List all the lines in these records that hold "Desarrollo".

== Recorded information ==

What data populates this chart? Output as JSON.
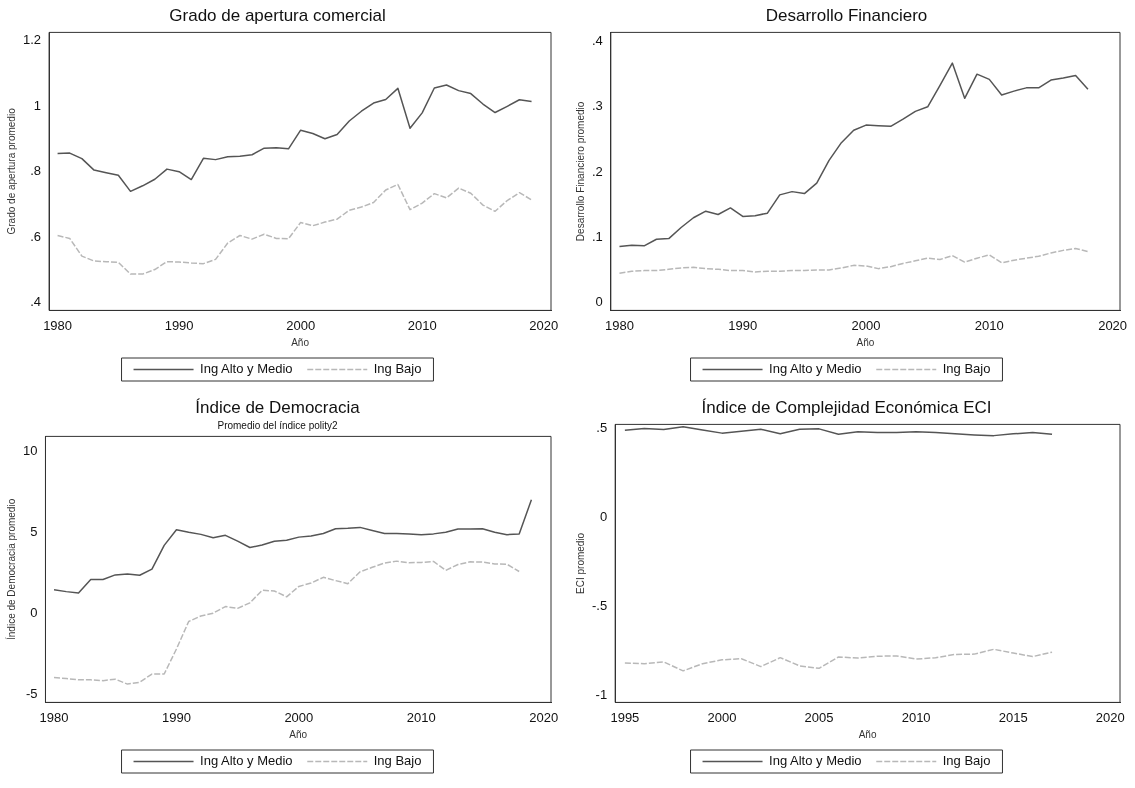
{
  "chart_data": [
    {
      "type": "line",
      "title": "Grado de apertura comercial",
      "xlabel": "Año",
      "ylabel": "Grado de apertura promedio",
      "xlim": [
        1979.3,
        2020.6
      ],
      "xticks": [
        1980,
        1990,
        2000,
        2010,
        2020
      ],
      "ylim": [
        0.376,
        1.226
      ],
      "yticks": [
        {
          "value": 0.4,
          "label": ".4"
        },
        {
          "value": 0.6,
          "label": ".6"
        },
        {
          "value": 0.8,
          "label": ".8"
        },
        1,
        1.2
      ],
      "grid": false,
      "legend": "bottom",
      "marker": "none",
      "series": [
        {
          "name": "Ing Alto y Medio",
          "color": "#555555",
          "line_style": "solid",
          "x": [
            1980,
            1981,
            1982,
            1983,
            1984,
            1985,
            1986,
            1987,
            1988,
            1989,
            1990,
            1991,
            1992,
            1993,
            1994,
            1995,
            1996,
            1997,
            1998,
            1999,
            2000,
            2001,
            2002,
            2003,
            2004,
            2005,
            2006,
            2007,
            2008,
            2009,
            2010,
            2011,
            2012,
            2013,
            2014,
            2015,
            2016,
            2017,
            2018,
            2019
          ],
          "values": [
            0.856,
            0.857,
            0.84,
            0.805,
            0.797,
            0.789,
            0.74,
            0.757,
            0.777,
            0.808,
            0.8,
            0.776,
            0.841,
            0.837,
            0.846,
            0.847,
            0.852,
            0.872,
            0.873,
            0.87,
            0.927,
            0.917,
            0.901,
            0.914,
            0.955,
            0.985,
            1.01,
            1.021,
            1.055,
            0.933,
            0.98,
            1.056,
            1.065,
            1.048,
            1.039,
            1.007,
            0.981,
            1.0,
            1.02,
            1.015
          ]
        },
        {
          "name": "Ing Bajo",
          "color": "#b8b8b8",
          "line_style": "dashed",
          "x": [
            1980,
            1981,
            1982,
            1983,
            1984,
            1985,
            1986,
            1987,
            1988,
            1989,
            1990,
            1991,
            1992,
            1993,
            1994,
            1995,
            1996,
            1997,
            1998,
            1999,
            2000,
            2001,
            2002,
            2003,
            2004,
            2005,
            2006,
            2007,
            2008,
            2009,
            2010,
            2011,
            2012,
            2013,
            2014,
            2015,
            2016,
            2017,
            2018,
            2019
          ],
          "values": [
            0.605,
            0.596,
            0.542,
            0.527,
            0.525,
            0.523,
            0.487,
            0.487,
            0.501,
            0.525,
            0.524,
            0.521,
            0.519,
            0.532,
            0.582,
            0.605,
            0.594,
            0.609,
            0.596,
            0.595,
            0.645,
            0.635,
            0.646,
            0.655,
            0.682,
            0.692,
            0.706,
            0.744,
            0.761,
            0.684,
            0.704,
            0.733,
            0.72,
            0.75,
            0.734,
            0.698,
            0.679,
            0.712,
            0.736,
            0.714
          ]
        }
      ]
    },
    {
      "type": "line",
      "title": "Desarrollo Financiero",
      "xlabel": "Año",
      "ylabel": "Desarrollo Financiero promedio",
      "xlim": [
        1979.3,
        2020.6
      ],
      "xticks": [
        1980,
        1990,
        2000,
        2010,
        2020
      ],
      "ylim": [
        -0.012,
        0.414
      ],
      "yticks": [
        0,
        {
          "value": 0.1,
          "label": ".1"
        },
        {
          "value": 0.2,
          "label": ".2"
        },
        {
          "value": 0.3,
          "label": ".3"
        },
        {
          "value": 0.4,
          "label": ".4"
        }
      ],
      "grid": false,
      "legend": "bottom",
      "marker": "none",
      "series": [
        {
          "name": "Ing Alto y Medio",
          "color": "#555555",
          "line_style": "solid",
          "x": [
            1980,
            1981,
            1982,
            1983,
            1984,
            1985,
            1986,
            1987,
            1988,
            1989,
            1990,
            1991,
            1992,
            1993,
            1994,
            1995,
            1996,
            1997,
            1998,
            1999,
            2000,
            2001,
            2002,
            2003,
            2004,
            2005,
            2006,
            2007,
            2008,
            2009,
            2010,
            2011,
            2012,
            2013,
            2014,
            2015,
            2016,
            2017,
            2018
          ],
          "values": [
            0.086,
            0.088,
            0.087,
            0.097,
            0.098,
            0.115,
            0.13,
            0.14,
            0.135,
            0.145,
            0.132,
            0.133,
            0.137,
            0.165,
            0.17,
            0.167,
            0.183,
            0.218,
            0.245,
            0.264,
            0.272,
            0.271,
            0.27,
            0.281,
            0.293,
            0.3,
            0.333,
            0.367,
            0.313,
            0.35,
            0.342,
            0.318,
            0.324,
            0.329,
            0.329,
            0.341,
            0.344,
            0.348,
            0.327
          ]
        },
        {
          "name": "Ing Bajo",
          "color": "#b8b8b8",
          "line_style": "dashed",
          "x": [
            1980,
            1981,
            1982,
            1983,
            1984,
            1985,
            1986,
            1987,
            1988,
            1989,
            1990,
            1991,
            1992,
            1993,
            1994,
            1995,
            1996,
            1997,
            1998,
            1999,
            2000,
            2001,
            2002,
            2003,
            2004,
            2005,
            2006,
            2007,
            2008,
            2009,
            2010,
            2011,
            2012,
            2013,
            2014,
            2015,
            2016,
            2017,
            2018
          ],
          "values": [
            0.045,
            0.048,
            0.049,
            0.049,
            0.051,
            0.053,
            0.054,
            0.052,
            0.051,
            0.049,
            0.049,
            0.047,
            0.048,
            0.048,
            0.049,
            0.049,
            0.05,
            0.05,
            0.053,
            0.057,
            0.056,
            0.052,
            0.055,
            0.06,
            0.064,
            0.068,
            0.066,
            0.072,
            0.062,
            0.068,
            0.073,
            0.061,
            0.065,
            0.068,
            0.071,
            0.076,
            0.08,
            0.083,
            0.078
          ]
        }
      ]
    },
    {
      "type": "line",
      "title": "Índice de Democracia",
      "subtitle": "Promedio del índice polity2",
      "xlabel": "Año",
      "ylabel": "Índice de Democracia promedio",
      "xlim": [
        1979.3,
        2020.6
      ],
      "xticks": [
        1980,
        1990,
        2000,
        2010,
        2020
      ],
      "ylim": [
        -5.5,
        10.9
      ],
      "yticks": [
        -5,
        0,
        5,
        10
      ],
      "grid": false,
      "legend": "bottom",
      "marker": "none",
      "series": [
        {
          "name": "Ing Alto y Medio",
          "color": "#555555",
          "line_style": "solid",
          "x": [
            1980,
            1981,
            1982,
            1983,
            1984,
            1985,
            1986,
            1987,
            1988,
            1989,
            1990,
            1991,
            1992,
            1993,
            1994,
            1995,
            1996,
            1997,
            1998,
            1999,
            2000,
            2001,
            2002,
            2003,
            2004,
            2005,
            2006,
            2007,
            2008,
            2009,
            2010,
            2011,
            2012,
            2013,
            2014,
            2015,
            2016,
            2017,
            2018,
            2019
          ],
          "values": [
            1.44,
            1.33,
            1.24,
            2.08,
            2.08,
            2.36,
            2.42,
            2.34,
            2.72,
            4.18,
            5.14,
            4.99,
            4.86,
            4.65,
            4.8,
            4.44,
            4.05,
            4.2,
            4.44,
            4.5,
            4.69,
            4.76,
            4.91,
            5.21,
            5.23,
            5.29,
            5.1,
            4.91,
            4.91,
            4.89,
            4.84,
            4.89,
            4.99,
            5.19,
            5.19,
            5.21,
            4.99,
            4.84,
            4.89,
            6.99
          ]
        },
        {
          "name": "Ing Bajo",
          "color": "#b8b8b8",
          "line_style": "dashed",
          "x": [
            1980,
            1981,
            1982,
            1983,
            1984,
            1985,
            1986,
            1987,
            1988,
            1989,
            1990,
            1991,
            1992,
            1993,
            1994,
            1995,
            1996,
            1997,
            1998,
            1999,
            2000,
            2001,
            2002,
            2003,
            2004,
            2005,
            2006,
            2007,
            2008,
            2009,
            2010,
            2011,
            2012,
            2013,
            2014,
            2015,
            2016,
            2017,
            2018
          ],
          "values": [
            -3.96,
            -4.03,
            -4.11,
            -4.11,
            -4.16,
            -4.07,
            -4.37,
            -4.26,
            -3.75,
            -3.75,
            -2.21,
            -0.51,
            -0.17,
            0.0,
            0.41,
            0.3,
            0.64,
            1.41,
            1.37,
            1.01,
            1.65,
            1.86,
            2.21,
            2.01,
            1.82,
            2.55,
            2.83,
            3.09,
            3.21,
            3.11,
            3.13,
            3.19,
            2.64,
            3.0,
            3.17,
            3.15,
            3.04,
            3.02,
            2.57
          ]
        }
      ]
    },
    {
      "type": "line",
      "title": "Índice de Complejidad Económica ECI",
      "xlabel": "Año",
      "ylabel": "ECI promedio",
      "xlim": [
        1994.5,
        2020.5
      ],
      "xticks": [
        1995,
        2000,
        2005,
        2010,
        2015,
        2020
      ],
      "ylim": [
        -1.04,
        0.52
      ],
      "yticks": [
        -1,
        {
          "value": -0.5,
          "label": "-.5"
        },
        0,
        {
          "value": 0.5,
          "label": ".5"
        }
      ],
      "grid": false,
      "legend": "bottom",
      "marker": "none",
      "series": [
        {
          "name": "Ing Alto y Medio",
          "color": "#555555",
          "line_style": "solid",
          "x": [
            1995,
            1996,
            1997,
            1998,
            1999,
            2000,
            2001,
            2002,
            2003,
            2004,
            2005,
            2006,
            2007,
            2008,
            2009,
            2010,
            2011,
            2012,
            2013,
            2014,
            2015,
            2016,
            2017
          ],
          "values": [
            0.487,
            0.497,
            0.491,
            0.507,
            0.489,
            0.471,
            0.481,
            0.493,
            0.467,
            0.493,
            0.495,
            0.465,
            0.479,
            0.475,
            0.475,
            0.479,
            0.475,
            0.467,
            0.461,
            0.457,
            0.467,
            0.475,
            0.465
          ]
        },
        {
          "name": "Ing Bajo",
          "color": "#b8b8b8",
          "line_style": "dashed",
          "x": [
            1995,
            1996,
            1997,
            1998,
            1999,
            2000,
            2001,
            2002,
            2003,
            2004,
            2005,
            2006,
            2007,
            2008,
            2009,
            2010,
            2011,
            2012,
            2013,
            2014,
            2015,
            2016,
            2017
          ],
          "values": [
            -0.819,
            -0.823,
            -0.813,
            -0.863,
            -0.823,
            -0.801,
            -0.795,
            -0.839,
            -0.789,
            -0.835,
            -0.849,
            -0.785,
            -0.791,
            -0.781,
            -0.779,
            -0.797,
            -0.789,
            -0.771,
            -0.769,
            -0.742,
            -0.763,
            -0.783,
            -0.758
          ]
        }
      ]
    }
  ]
}
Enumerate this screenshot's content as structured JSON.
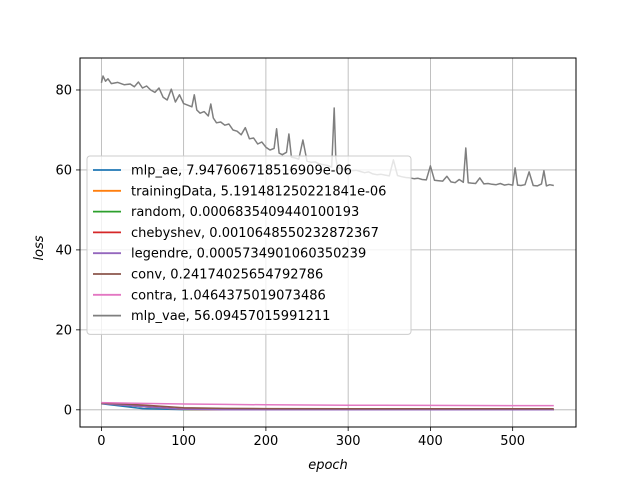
{
  "chart_data": {
    "type": "line",
    "title": "",
    "xlabel": "epoch",
    "ylabel": "loss",
    "xlim": [
      -26,
      577
    ],
    "ylim": [
      -4.3,
      88
    ],
    "xticks": [
      0,
      100,
      200,
      300,
      400,
      500
    ],
    "yticks": [
      0,
      20,
      40,
      60,
      80
    ],
    "grid": true,
    "legend_position": "center-left",
    "series": [
      {
        "name": "mlp_ae, 7.947606718516909e-06",
        "color": "#1f77b4",
        "x": [
          0,
          50,
          100,
          150,
          200,
          300,
          400,
          500,
          550
        ],
        "y": [
          1.5,
          0.3,
          0.05,
          0.02,
          0.01,
          0.005,
          0.002,
          0.0,
          0.0
        ]
      },
      {
        "name": "trainingData, 5.191481250221841e-06",
        "color": "#ff7f0e",
        "x": [
          0,
          50,
          100,
          150,
          200,
          300,
          400,
          500,
          550
        ],
        "y": [
          1.6,
          0.8,
          0.1,
          0.03,
          0.01,
          0.005,
          0.002,
          0.0,
          0.0
        ]
      },
      {
        "name": "random, 0.0006835409440100193",
        "color": "#2ca02c",
        "x": [
          0,
          50,
          100,
          150,
          200,
          300,
          400,
          500,
          550
        ],
        "y": [
          1.6,
          0.8,
          0.1,
          0.03,
          0.01,
          0.005,
          0.002,
          0.001,
          0.0007
        ]
      },
      {
        "name": "chebyshev, 0.0010648550232872367",
        "color": "#d62728",
        "x": [
          0,
          50,
          100,
          150,
          200,
          300,
          400,
          500,
          550
        ],
        "y": [
          1.6,
          0.9,
          0.15,
          0.04,
          0.02,
          0.008,
          0.003,
          0.0015,
          0.001
        ]
      },
      {
        "name": "legendre, 0.0005734901060350239",
        "color": "#9467bd",
        "x": [
          0,
          50,
          100,
          150,
          200,
          300,
          400,
          500,
          550
        ],
        "y": [
          1.6,
          0.8,
          0.12,
          0.03,
          0.01,
          0.005,
          0.002,
          0.001,
          0.0006
        ]
      },
      {
        "name": "conv, 0.24174025654792786",
        "color": "#8c564b",
        "x": [
          0,
          50,
          100,
          150,
          200,
          300,
          400,
          500,
          550
        ],
        "y": [
          1.7,
          1.2,
          0.5,
          0.35,
          0.3,
          0.27,
          0.25,
          0.245,
          0.242
        ]
      },
      {
        "name": "contra, 1.0464375019073486",
        "color": "#e377c2",
        "x": [
          0,
          50,
          100,
          150,
          200,
          300,
          400,
          500,
          550
        ],
        "y": [
          1.8,
          1.6,
          1.45,
          1.35,
          1.25,
          1.15,
          1.1,
          1.06,
          1.046
        ]
      },
      {
        "name": "mlp_vae, 56.09457015991211",
        "color": "#7f7f7f",
        "x": [
          0,
          2,
          5,
          8,
          12,
          20,
          28,
          35,
          40,
          45,
          50,
          55,
          60,
          65,
          70,
          75,
          80,
          85,
          90,
          95,
          100,
          105,
          110,
          113,
          116,
          120,
          125,
          130,
          133,
          136,
          140,
          145,
          150,
          155,
          160,
          165,
          170,
          175,
          180,
          185,
          190,
          195,
          200,
          205,
          210,
          213,
          216,
          220,
          225,
          228,
          231,
          235,
          240,
          245,
          250,
          255,
          260,
          265,
          270,
          275,
          280,
          283,
          285,
          287,
          290,
          295,
          300,
          305,
          310,
          315,
          320,
          325,
          330,
          335,
          340,
          345,
          350,
          355,
          360,
          365,
          370,
          375,
          380,
          385,
          390,
          395,
          400,
          405,
          410,
          415,
          420,
          425,
          430,
          435,
          440,
          443,
          446,
          450,
          455,
          460,
          465,
          470,
          475,
          480,
          485,
          490,
          495,
          500,
          503,
          506,
          510,
          515,
          520,
          525,
          530,
          535,
          538,
          541,
          545,
          550
        ],
        "y": [
          81.8,
          83.5,
          82.2,
          82.8,
          81.6,
          81.9,
          81.3,
          81.5,
          80.8,
          82.0,
          80.5,
          81.0,
          80.0,
          79.4,
          80.5,
          78.2,
          77.5,
          80.2,
          77.0,
          78.8,
          76.6,
          76.2,
          75.8,
          78.8,
          75.0,
          74.2,
          74.6,
          73.5,
          76.5,
          73.0,
          71.8,
          72.0,
          71.2,
          71.5,
          70.0,
          69.7,
          68.8,
          70.6,
          67.8,
          68.0,
          66.5,
          67.0,
          65.7,
          65.0,
          65.4,
          70.3,
          64.2,
          63.8,
          64.4,
          69.0,
          63.2,
          63.0,
          62.7,
          67.5,
          62.2,
          61.9,
          62.0,
          61.5,
          61.3,
          61.1,
          60.7,
          75.5,
          63.0,
          60.6,
          60.4,
          60.2,
          60.0,
          59.8,
          59.9,
          59.6,
          59.3,
          59.5,
          59.0,
          58.8,
          58.9,
          58.7,
          58.5,
          62.5,
          58.6,
          58.3,
          58.1,
          58.0,
          57.8,
          57.9,
          57.6,
          57.5,
          61.0,
          57.4,
          57.3,
          57.2,
          58.4,
          57.0,
          56.8,
          57.6,
          56.9,
          65.5,
          56.8,
          56.7,
          56.6,
          58.0,
          56.5,
          56.6,
          56.4,
          56.3,
          56.6,
          56.2,
          56.4,
          56.2,
          60.5,
          56.2,
          56.1,
          56.3,
          59.5,
          56.1,
          56.0,
          56.5,
          59.8,
          56.0,
          56.3,
          56.1
        ]
      }
    ]
  }
}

===

- **Task result**:
      "title": "Desarrollo Financiero",
      "ylabel": "Desarrollo Financiero promedio",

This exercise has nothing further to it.